SHORT EXERCISE
Find "What's the underlying" in the data below; transcribe the line it appears on and each line after it, exactly, to the end, and nothing else.
>> Start
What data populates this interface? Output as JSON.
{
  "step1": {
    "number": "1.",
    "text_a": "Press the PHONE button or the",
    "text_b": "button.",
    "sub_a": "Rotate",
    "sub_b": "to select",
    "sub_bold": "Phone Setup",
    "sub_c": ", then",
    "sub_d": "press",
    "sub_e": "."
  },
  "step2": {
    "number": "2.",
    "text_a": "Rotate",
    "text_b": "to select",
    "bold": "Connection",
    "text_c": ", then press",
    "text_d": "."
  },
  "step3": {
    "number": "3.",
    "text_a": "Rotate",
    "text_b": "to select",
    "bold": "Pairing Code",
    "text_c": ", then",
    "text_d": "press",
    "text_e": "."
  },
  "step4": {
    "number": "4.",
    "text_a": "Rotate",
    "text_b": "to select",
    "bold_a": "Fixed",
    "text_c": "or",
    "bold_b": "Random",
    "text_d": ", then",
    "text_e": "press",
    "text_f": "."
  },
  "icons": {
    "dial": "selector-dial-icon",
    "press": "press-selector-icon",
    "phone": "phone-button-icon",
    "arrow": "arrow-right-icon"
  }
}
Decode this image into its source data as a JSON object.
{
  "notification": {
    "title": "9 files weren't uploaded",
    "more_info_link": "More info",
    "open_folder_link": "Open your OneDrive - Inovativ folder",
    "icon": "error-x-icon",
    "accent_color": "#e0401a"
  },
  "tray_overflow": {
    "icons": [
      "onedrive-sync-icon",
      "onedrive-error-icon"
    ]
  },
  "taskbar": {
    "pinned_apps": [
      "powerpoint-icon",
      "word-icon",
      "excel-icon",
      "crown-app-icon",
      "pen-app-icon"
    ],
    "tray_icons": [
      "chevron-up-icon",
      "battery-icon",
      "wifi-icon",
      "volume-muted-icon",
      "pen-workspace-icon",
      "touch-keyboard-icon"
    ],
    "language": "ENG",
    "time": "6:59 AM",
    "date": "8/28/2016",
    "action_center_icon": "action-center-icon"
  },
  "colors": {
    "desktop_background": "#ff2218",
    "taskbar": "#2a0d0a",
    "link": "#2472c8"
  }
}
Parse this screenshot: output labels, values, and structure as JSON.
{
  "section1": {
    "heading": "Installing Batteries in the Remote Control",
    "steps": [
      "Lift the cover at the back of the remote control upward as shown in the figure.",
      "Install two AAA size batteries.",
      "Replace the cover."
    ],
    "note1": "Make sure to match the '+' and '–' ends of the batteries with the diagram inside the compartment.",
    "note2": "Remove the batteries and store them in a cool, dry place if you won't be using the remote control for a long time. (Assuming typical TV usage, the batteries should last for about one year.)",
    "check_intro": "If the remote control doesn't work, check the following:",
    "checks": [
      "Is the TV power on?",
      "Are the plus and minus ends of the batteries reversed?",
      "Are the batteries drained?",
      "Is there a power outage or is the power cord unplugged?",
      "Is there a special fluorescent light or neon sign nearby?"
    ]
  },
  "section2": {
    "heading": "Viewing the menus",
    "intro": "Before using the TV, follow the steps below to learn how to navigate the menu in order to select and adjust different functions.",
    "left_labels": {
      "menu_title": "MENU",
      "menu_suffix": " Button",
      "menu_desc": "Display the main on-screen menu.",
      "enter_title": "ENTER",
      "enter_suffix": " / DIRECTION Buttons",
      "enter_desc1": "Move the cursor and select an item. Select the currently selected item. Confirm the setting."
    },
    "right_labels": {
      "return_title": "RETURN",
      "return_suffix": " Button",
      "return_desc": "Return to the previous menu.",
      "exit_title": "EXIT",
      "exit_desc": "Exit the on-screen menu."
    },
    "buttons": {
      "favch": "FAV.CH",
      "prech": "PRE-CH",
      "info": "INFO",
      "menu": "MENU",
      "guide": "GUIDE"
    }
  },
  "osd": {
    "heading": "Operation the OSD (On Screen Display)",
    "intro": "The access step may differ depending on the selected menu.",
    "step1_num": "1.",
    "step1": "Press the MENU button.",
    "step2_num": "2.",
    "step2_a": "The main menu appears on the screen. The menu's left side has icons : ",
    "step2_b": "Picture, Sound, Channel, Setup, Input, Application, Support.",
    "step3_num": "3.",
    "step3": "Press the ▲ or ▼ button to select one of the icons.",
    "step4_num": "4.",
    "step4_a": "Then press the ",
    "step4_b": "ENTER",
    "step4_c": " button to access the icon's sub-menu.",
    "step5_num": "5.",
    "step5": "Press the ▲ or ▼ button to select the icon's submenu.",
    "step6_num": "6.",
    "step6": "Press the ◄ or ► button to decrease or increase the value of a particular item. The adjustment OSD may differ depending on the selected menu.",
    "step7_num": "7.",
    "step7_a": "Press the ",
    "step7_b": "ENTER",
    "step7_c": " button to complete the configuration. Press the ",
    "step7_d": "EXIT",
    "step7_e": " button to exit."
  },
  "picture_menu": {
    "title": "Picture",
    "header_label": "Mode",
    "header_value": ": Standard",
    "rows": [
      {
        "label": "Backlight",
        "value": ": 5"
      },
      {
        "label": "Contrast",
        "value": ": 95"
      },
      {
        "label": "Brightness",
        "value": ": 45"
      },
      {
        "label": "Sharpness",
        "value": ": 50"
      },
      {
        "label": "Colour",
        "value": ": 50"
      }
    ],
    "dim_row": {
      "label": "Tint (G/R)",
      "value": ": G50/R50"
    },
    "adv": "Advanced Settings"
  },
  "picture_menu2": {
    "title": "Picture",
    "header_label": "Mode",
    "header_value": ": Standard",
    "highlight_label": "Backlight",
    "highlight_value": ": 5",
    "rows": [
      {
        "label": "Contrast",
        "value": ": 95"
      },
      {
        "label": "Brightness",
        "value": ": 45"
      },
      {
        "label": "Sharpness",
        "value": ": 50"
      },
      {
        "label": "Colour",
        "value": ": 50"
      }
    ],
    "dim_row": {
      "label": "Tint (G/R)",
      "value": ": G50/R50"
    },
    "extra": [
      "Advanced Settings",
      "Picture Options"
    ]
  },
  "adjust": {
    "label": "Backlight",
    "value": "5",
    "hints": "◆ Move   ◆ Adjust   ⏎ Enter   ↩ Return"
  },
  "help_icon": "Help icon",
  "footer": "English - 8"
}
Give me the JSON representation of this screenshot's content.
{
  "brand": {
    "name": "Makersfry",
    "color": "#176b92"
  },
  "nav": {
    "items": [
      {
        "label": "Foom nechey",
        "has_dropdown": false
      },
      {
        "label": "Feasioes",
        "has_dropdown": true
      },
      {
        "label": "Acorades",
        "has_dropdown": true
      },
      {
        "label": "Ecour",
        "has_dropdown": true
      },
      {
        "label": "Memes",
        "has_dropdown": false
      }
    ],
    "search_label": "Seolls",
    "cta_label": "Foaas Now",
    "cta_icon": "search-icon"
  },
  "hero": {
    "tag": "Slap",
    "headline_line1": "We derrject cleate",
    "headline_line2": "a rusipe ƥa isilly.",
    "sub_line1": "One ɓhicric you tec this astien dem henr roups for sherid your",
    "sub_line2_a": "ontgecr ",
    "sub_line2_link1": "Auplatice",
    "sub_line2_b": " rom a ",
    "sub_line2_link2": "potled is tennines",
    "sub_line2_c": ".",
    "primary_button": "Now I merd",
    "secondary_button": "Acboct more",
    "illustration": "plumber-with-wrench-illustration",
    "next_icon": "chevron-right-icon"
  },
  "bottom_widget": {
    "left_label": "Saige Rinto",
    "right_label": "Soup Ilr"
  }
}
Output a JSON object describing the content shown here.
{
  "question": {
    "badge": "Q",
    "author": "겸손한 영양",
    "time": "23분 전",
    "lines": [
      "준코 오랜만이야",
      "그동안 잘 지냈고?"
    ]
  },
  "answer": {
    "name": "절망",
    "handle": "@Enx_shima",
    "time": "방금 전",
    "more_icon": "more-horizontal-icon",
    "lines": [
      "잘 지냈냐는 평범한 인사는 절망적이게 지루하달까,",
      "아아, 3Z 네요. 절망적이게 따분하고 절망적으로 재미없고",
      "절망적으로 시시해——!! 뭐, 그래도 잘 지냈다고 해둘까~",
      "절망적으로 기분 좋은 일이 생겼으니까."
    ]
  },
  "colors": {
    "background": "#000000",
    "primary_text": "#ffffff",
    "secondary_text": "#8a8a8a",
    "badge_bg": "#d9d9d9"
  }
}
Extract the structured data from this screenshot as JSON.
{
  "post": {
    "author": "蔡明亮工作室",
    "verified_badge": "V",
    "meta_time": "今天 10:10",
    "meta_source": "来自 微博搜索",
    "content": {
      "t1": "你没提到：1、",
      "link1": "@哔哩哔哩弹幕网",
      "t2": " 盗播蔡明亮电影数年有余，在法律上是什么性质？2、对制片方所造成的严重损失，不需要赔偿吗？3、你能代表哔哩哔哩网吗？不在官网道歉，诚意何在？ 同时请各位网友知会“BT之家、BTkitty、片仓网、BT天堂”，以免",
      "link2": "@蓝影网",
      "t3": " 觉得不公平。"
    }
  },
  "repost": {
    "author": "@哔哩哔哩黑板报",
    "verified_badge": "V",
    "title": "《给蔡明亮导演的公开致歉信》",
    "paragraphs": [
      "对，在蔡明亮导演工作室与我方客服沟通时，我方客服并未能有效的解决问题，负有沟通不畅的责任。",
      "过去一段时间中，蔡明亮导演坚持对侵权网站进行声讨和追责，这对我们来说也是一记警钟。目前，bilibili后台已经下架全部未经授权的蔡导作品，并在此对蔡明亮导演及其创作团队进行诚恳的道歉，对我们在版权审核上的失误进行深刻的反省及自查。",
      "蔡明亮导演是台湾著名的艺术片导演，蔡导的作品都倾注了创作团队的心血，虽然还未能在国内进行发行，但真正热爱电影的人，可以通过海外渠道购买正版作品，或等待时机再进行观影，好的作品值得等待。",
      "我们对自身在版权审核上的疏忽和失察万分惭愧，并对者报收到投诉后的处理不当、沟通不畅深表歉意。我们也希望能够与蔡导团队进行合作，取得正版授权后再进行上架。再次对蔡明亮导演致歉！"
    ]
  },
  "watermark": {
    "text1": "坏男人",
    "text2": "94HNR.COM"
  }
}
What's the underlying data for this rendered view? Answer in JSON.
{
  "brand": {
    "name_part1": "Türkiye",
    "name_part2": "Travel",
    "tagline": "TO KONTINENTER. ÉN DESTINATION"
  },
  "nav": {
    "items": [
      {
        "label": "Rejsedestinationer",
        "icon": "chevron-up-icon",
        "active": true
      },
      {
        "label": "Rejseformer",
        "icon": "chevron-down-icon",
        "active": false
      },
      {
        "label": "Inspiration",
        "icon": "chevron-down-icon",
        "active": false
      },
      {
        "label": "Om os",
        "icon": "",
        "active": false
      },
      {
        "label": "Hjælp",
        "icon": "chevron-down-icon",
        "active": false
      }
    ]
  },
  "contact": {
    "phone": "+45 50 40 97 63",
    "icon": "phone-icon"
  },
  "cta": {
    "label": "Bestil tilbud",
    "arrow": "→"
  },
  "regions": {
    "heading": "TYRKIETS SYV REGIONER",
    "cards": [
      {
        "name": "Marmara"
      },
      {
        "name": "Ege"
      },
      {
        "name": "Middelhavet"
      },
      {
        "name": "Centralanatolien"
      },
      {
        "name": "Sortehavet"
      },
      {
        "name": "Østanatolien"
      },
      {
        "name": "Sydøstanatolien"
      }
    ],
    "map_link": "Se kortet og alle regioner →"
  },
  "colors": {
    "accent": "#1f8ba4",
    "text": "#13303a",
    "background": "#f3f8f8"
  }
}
>> End
EXERCISE ANSWER
What's the underlying data for this rendered view? Answer in JSON.
{
  "brand": {
    "name_part1": "Türkiye",
    "name_part2": "Travel",
    "tagline": "TO KONTINENTER. ÉN DESTINATION"
  },
  "nav": {
    "items": [
      {
        "label": "Rejsedestinationer",
        "icon": "chevron-up-icon",
        "active": true
      },
      {
        "label": "Rejseformer",
        "icon": "chevron-down-icon",
        "active": false
      },
      {
        "label": "Inspiration",
        "icon": "chevron-down-icon",
        "active": false
      },
      {
        "label": "Om os",
        "icon": "",
        "active": false
      },
      {
        "label": "Hjælp",
        "icon": "chevron-down-icon",
        "active": false
      }
    ]
  },
  "contact": {
    "phone": "+45 50 40 97 63",
    "icon": "phone-icon"
  },
  "cta": {
    "label": "Bestil tilbud",
    "arrow": "→"
  },
  "regions": {
    "heading": "TYRKIETS SYV REGIONER",
    "cards": [
      {
        "name": "Marmara"
      },
      {
        "name": "Ege"
      },
      {
        "name": "Middelhavet"
      },
      {
        "name": "Centralanatolien"
      },
      {
        "name": "Sortehavet"
      },
      {
        "name": "Østanatolien"
      },
      {
        "name": "Sydøstanatolien"
      }
    ],
    "map_link": "Se kortet og alle regioner →"
  },
  "colors": {
    "accent": "#1f8ba4",
    "text": "#13303a",
    "background": "#f3f8f8"
  }
}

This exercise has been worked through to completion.